━━ Materials provided ━━

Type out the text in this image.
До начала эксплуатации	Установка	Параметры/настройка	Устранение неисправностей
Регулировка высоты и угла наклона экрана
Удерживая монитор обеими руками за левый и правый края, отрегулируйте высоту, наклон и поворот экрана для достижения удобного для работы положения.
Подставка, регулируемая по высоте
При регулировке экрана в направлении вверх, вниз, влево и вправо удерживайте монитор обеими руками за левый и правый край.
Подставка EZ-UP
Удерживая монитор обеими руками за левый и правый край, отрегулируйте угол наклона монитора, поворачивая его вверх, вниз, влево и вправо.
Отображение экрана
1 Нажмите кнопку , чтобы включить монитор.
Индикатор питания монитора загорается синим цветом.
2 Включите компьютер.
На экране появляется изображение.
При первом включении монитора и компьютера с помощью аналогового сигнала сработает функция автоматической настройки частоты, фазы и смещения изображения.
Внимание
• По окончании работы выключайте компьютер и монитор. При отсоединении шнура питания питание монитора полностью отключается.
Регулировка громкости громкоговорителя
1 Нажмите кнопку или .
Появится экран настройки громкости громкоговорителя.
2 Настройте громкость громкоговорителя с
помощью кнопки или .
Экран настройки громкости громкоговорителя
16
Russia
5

━━━

§ Task statement
Print the records above exactly as they appear.

§ Solution to this problem
Type out the text in this image.
До начала эксплуатации	Установка	Параметры/настройка	Устранение неисправностей
Регулировка высоты и угла наклона экрана
Удерживая монитор обеими руками за левый и правый края, отрегулируйте высоту, наклон и поворот экрана для достижения удобного для работы положения.
Подставка, регулируемая по высоте
При регулировке экрана в направлении вверх, вниз, влево и вправо удерживайте монитор обеими руками за левый и правый край.
Подставка EZ-UP
Удерживая монитор обеими руками за левый и правый край, отрегулируйте угол наклона монитора, поворачивая его вверх, вниз, влево и вправо.
Отображение экрана
1 Нажмите кнопку , чтобы включить монитор.
Индикатор питания монитора загорается синим цветом.
2 Включите компьютер.
На экране появляется изображение.
При первом включении монитора и компьютера с помощью аналогового сигнала сработает функция автоматической настройки частоты, фазы и смещения изображения.
Внимание
• По окончании работы выключайте компьютер и монитор. При отсоединении шнура питания питание монитора полностью отключается.
Регулировка громкости громкоговорителя
1 Нажмите кнопку или .
Появится экран настройки громкости громкоговорителя.
2 Настройте громкость громкоговорителя с
помощью кнопки или .
Экран настройки громкости громкоговорителя
16
Russia
5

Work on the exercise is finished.